DIRECTIVE => Find the word "name" in the records below. List each line containing it.

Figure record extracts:

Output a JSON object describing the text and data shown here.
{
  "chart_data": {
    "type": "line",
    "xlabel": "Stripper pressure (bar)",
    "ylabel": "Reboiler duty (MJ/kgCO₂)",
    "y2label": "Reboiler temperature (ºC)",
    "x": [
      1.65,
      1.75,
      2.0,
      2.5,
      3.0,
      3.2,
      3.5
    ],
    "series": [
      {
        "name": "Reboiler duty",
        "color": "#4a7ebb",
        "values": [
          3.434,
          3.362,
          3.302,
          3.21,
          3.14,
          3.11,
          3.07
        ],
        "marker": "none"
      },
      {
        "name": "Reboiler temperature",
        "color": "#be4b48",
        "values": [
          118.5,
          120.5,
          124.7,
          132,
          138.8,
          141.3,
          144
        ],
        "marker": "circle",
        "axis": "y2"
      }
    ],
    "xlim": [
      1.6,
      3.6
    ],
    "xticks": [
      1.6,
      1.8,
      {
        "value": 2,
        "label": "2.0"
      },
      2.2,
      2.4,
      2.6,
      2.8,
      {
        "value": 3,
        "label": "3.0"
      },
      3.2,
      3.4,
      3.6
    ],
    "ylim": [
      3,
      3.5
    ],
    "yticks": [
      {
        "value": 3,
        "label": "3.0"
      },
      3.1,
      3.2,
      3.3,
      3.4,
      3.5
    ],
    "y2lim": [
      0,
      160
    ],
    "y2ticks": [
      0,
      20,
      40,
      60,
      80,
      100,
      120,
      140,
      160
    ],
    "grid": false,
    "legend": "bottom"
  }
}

RESPONSE FOR THIS EXERCISE =>
        "name": "Reboiler duty",
        "name": "Reboiler temperature",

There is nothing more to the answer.